# Start of TEXT SECTION
A month ago or so, I was at a client doing some work involving an application that required a fast way to JOIN two SharePoint lists. Let me explain.
Sometimes you have a need to store data in 2 or more lists because the data in list ‘A’ represents real world entities that are unique instances, while data in lists ‘B’, ‘C’, etc hold data that is non-unique and reusable by its nature and for our purposes also possesses a 1-to-Many relationship to the data in list ‘A’.
Relational Database Applications 101.
Of course in some cases a data-driven ASP.NET application might be the best course to take; but that might not be an option. So in a SharePoint world, we will use lists and have to find a way to make the relations between lists work in our code in an efficient way.
It is very easy to take a simple approach that leads to performance/scale issues in applications of this type because the WSS Object Model does such a nice job of putting SP objects in collections, and iterating over these collections seems like a natural extension. Except that iterating through list item collections, especially when nested, is quite costly.
In the interest of stating the obvious, of course you will reduce the number of list items you need to iterate over with the appropriate CAML query filtering so that when you form the SPListItemCollection from a list.GetItems(query), it is already minimal in size.
However, in the context of this post, imagine nesting foreach loops to iterate over our ‘A’ list, while also iterating over an inner collection of items from our 1-to-Many ‘B’ list. You will start to get close to an N squared situation in terms of Big O notation and computational complexity.
Hence the need for a relational solution with a JOIN.
The solution is rather simple with WSS 3.0, and there are at least 2 versions of an approach you can take that involve placing your SPListItems in DataTable objects as part of a DataSet object.
For reduced footprint and added speed, I like defining the DataTable explicitly in code using just the DataColumns (list columns) I need. This reduces the footprint used over this approach:
DataTable table = list.GetItems(query).GetDataTable();
which returns the items with all column values present, and uses more memory.
Quite a few folks favor the minimalist code approach, and I am no different, but when it matters, performance should be paramount over a few extra lines of code. I tend to make fun of ASP.NET programmers for this same reason, as they tend to fall in love with the “look what I can do with 1 line of code” mantra.
Now you need to define a DataRelation object to represent what you are trying to accomplish with a JOIN and add that to your DataSet. This can transform a (slow) nested iteration over multiple sets of SharePoint list items into a single result set formed in a few milliseconds. Then you do your really meaningful operations on this result set now that the data is aligned.
One comment on this approach with respect to server round-trips.
Since you are working in the realm of a disconnected data set, you are in effect getting all the pertinent list items once. In my specific case, the list queries simply needed to run one time, but there is a caching benefit here that can make a big difference in other application situations.
Lastly, the one way to improve on this further is for the SharePoint Development Team to leverage LINQ in WSS 4.0.
That would be way cool.
# End of TEXT SECTION
TASK GOAL: In the post on joining SharePoint lists, what object is defined to represent the JOIN and then added to the DataSet?
# Start of STORED RECORDS
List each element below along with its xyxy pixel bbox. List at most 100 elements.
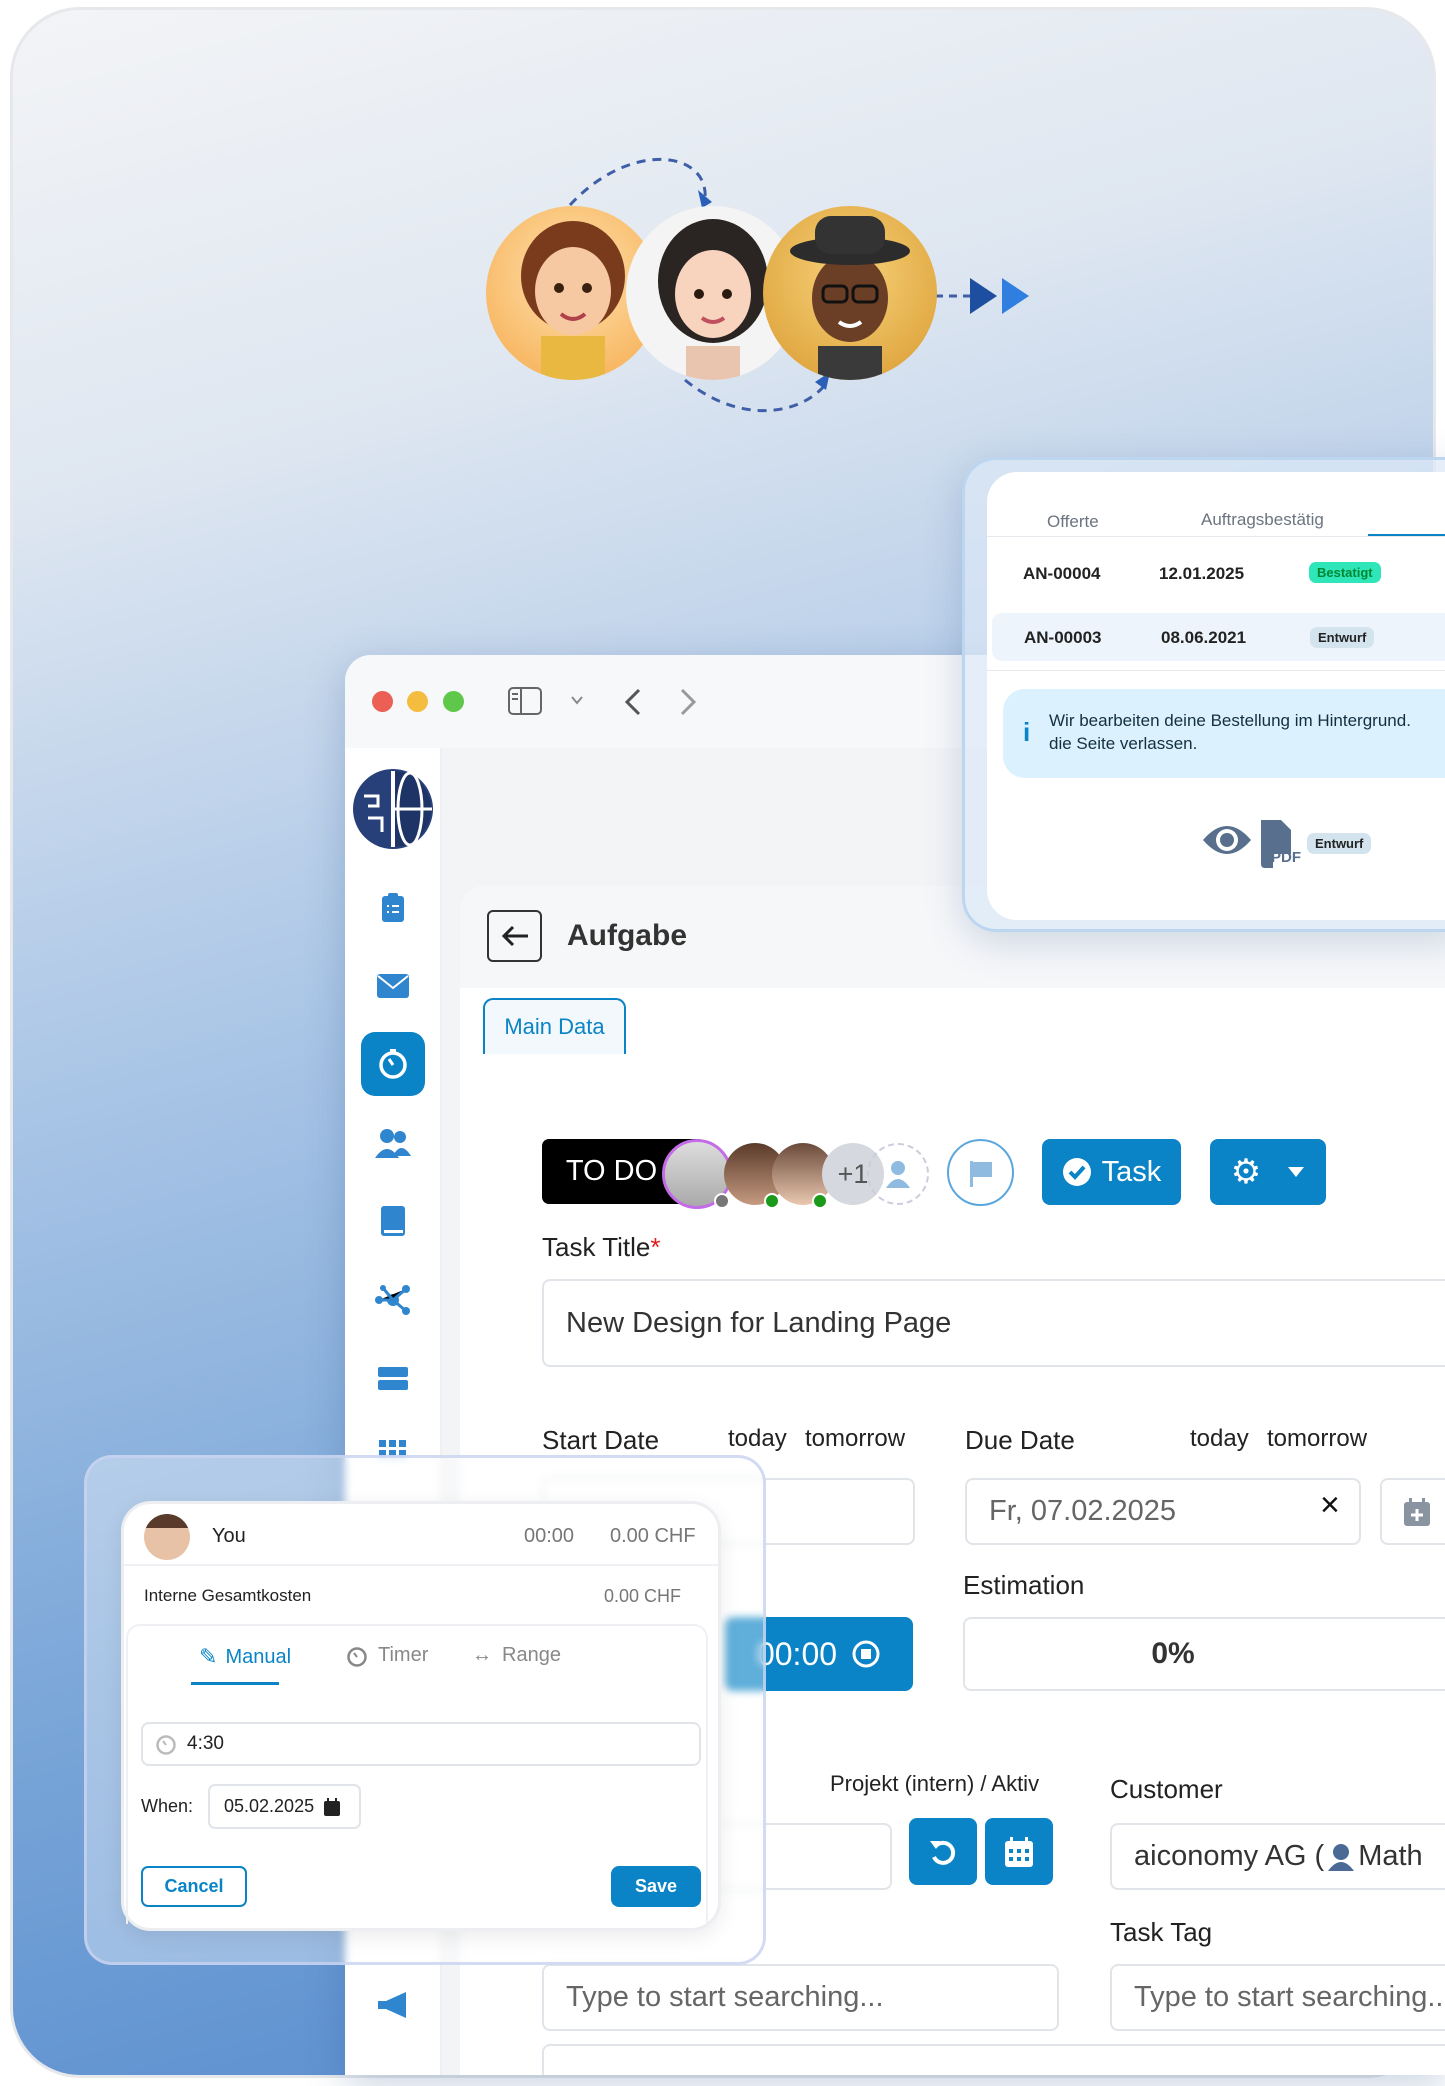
tab-auftragsbestaetigung[interactable]: Auftragsbestätig <box>1201 510 1324 530</box>
sidebar-item-server[interactable] <box>361 1347 425 1411</box>
sidebar-item-announcements[interactable] <box>361 1973 425 2037</box>
minimize-window-button[interactable] <box>407 691 428 712</box>
sidebar-item-contacts[interactable] <box>361 1111 425 1175</box>
when-label: When: <box>141 1796 194 1816</box>
sidebar-item-mail[interactable] <box>361 954 425 1018</box>
gear-icon: ⚙ <box>1230 1153 1262 1191</box>
due-today-link[interactable]: today <box>1190 1425 1249 1453</box>
settings-dropdown-button[interactable]: ⚙ <box>1210 1139 1326 1205</box>
sidebar-toggle-icon[interactable] <box>508 687 542 715</box>
page-title: Aufgabe <box>567 919 687 952</box>
mode-tab-timer[interactable]: Timer <box>346 1644 428 1667</box>
internal-cost-label: Interne Gesamtkosten <box>144 1586 312 1605</box>
chevron-down-icon[interactable] <box>570 695 584 705</box>
time-entry-card: You 00:00 0.00 CHF Interne Gesamtkosten … <box>121 1501 721 1931</box>
orders-card: Offerte Auftragsbestätig AN-00004 12.01.… <box>987 472 1445 920</box>
add-assignee-button[interactable] <box>867 1143 929 1205</box>
order-row[interactable]: AN-00004 12.01.2025 Bestatigt <box>987 552 1445 596</box>
assignees[interactable]: +1 <box>662 1139 932 1209</box>
arrows-horizontal-icon: ↔ <box>472 1644 492 1666</box>
due-date-value: Fr, 07.02.2025 <box>989 1495 1177 1527</box>
user-cost: 0.00 CHF <box>610 1525 696 1547</box>
pdf-label: PDF <box>1271 849 1301 866</box>
sidebar-item-network[interactable] <box>361 1268 425 1332</box>
order-date: 12.01.2025 <box>1159 564 1245 583</box>
customer-label: Customer <box>1110 1774 1223 1804</box>
megaphone-icon <box>378 1992 406 2018</box>
envelope-icon <box>377 974 409 998</box>
mode-label: Timer <box>378 1644 429 1666</box>
order-number: AN-00003 <box>1024 628 1102 647</box>
mode-tab-range[interactable]: ↔ Range <box>472 1644 561 1667</box>
user-name: You <box>212 1525 246 1547</box>
customer-input[interactable]: aiconomy AG (Math <box>1110 1823 1445 1890</box>
cancel-button[interactable]: Cancel <box>141 1866 247 1907</box>
priority-flag-button[interactable] <box>947 1139 1014 1206</box>
project-meta: Projekt (intern) / Aktiv <box>830 1771 1040 1796</box>
estimation-input[interactable]: 0% <box>963 1617 1445 1691</box>
task-title-input[interactable]: New Design for Landing Page <box>542 1279 1445 1367</box>
eye-icon[interactable] <box>1202 820 1252 860</box>
forward-nav-icon[interactable] <box>678 687 698 717</box>
user-time: 00:00 <box>524 1525 575 1547</box>
start-tomorrow-link[interactable]: tomorrow <box>805 1425 905 1453</box>
maximize-window-button[interactable] <box>443 691 464 712</box>
info-icon: i <box>1023 717 1031 747</box>
time-entry-panel: You 00:00 0.00 CHF Interne Gesamtkosten … <box>84 1455 766 1965</box>
rotate-left-icon <box>930 1840 956 1865</box>
stopwatch-icon <box>379 1049 407 1079</box>
due-date-input[interactable]: Fr, 07.02.2025 <box>965 1478 1361 1545</box>
when-date-value: 05.02.2025 <box>224 1796 315 1816</box>
task-tag-input[interactable]: Type to start searching... <box>1110 1964 1445 2031</box>
clipboard-list-icon <box>382 893 404 922</box>
order-date: 08.06.2021 <box>1161 628 1247 647</box>
task-tag-label: Task Tag <box>1110 1917 1213 1947</box>
search-input[interactable]: Type to start searching... <box>542 1964 1059 2031</box>
calendar-icon <box>1005 1836 1033 1867</box>
tab-main-data[interactable]: Main Data <box>483 998 626 1054</box>
required-marker: * <box>650 1232 661 1262</box>
avatar-man-hat <box>763 206 937 380</box>
due-tomorrow-link[interactable]: tomorrow <box>1267 1425 1367 1453</box>
sidebar-item-time-tracking[interactable] <box>361 1032 425 1096</box>
task-type-label: Task <box>1101 1155 1162 1188</box>
info-text-line2: die Seite verlassen. <box>1049 734 1198 753</box>
project-calendar-button[interactable] <box>985 1818 1053 1885</box>
stopwatch-icon <box>347 1646 367 1667</box>
handoff-arrow-bottom <box>684 378 827 413</box>
customer-contact: Math <box>1358 1840 1423 1872</box>
info-text-line1: Wir bearbeiten deine Bestellung im Hinte… <box>1049 711 1411 730</box>
reset-project-button[interactable] <box>909 1818 977 1885</box>
start-today-link[interactable]: today <box>728 1425 787 1453</box>
mode-tab-manual[interactable]: ✎ Manual <box>199 1644 291 1670</box>
play-icon <box>1002 278 1029 314</box>
sidebar-item-tasks[interactable] <box>361 875 425 939</box>
back-nav-icon[interactable] <box>623 687 643 717</box>
duration-input[interactable]: 4:30 <box>141 1722 701 1766</box>
when-date-input[interactable]: 05.02.2025 <box>208 1784 361 1829</box>
order-row[interactable]: AN-00003 08.06.2021 Entwurf <box>992 613 1445 661</box>
tab-offerte[interactable]: Offerte <box>1047 512 1099 532</box>
check-circle-icon <box>1062 1158 1091 1186</box>
task-type-button[interactable]: Task <box>1042 1139 1181 1205</box>
brain-globe-logo[interactable] <box>350 766 436 852</box>
clear-due-date-button[interactable]: × <box>1320 1486 1340 1525</box>
order-number: AN-00004 <box>1023 564 1101 583</box>
calendar-plus-icon <box>1404 1497 1430 1526</box>
back-button[interactable] <box>487 910 542 962</box>
active-mode-indicator <box>191 1682 279 1685</box>
online-status-dot <box>764 1193 780 1209</box>
calendar-icon <box>324 1797 341 1816</box>
sidebar-item-docs[interactable] <box>361 1189 425 1253</box>
timer-value: 00:00 <box>756 1635 838 1672</box>
online-status-dot <box>812 1193 828 1209</box>
flag-icon <box>969 1160 992 1187</box>
pdf-file-icon[interactable]: PDF <box>1261 820 1301 868</box>
description-editor[interactable] <box>542 2044 1445 2075</box>
caret-down-icon <box>1288 1167 1305 1177</box>
close-window-button[interactable] <box>372 691 393 712</box>
mode-label: Range <box>502 1644 561 1666</box>
save-button[interactable]: Save <box>611 1866 701 1907</box>
due-date-calendar-button[interactable] <box>1380 1478 1445 1545</box>
offline-status-dot <box>714 1193 730 1209</box>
# End of STORED RECORDS
RESPONSE: A DataRelation object.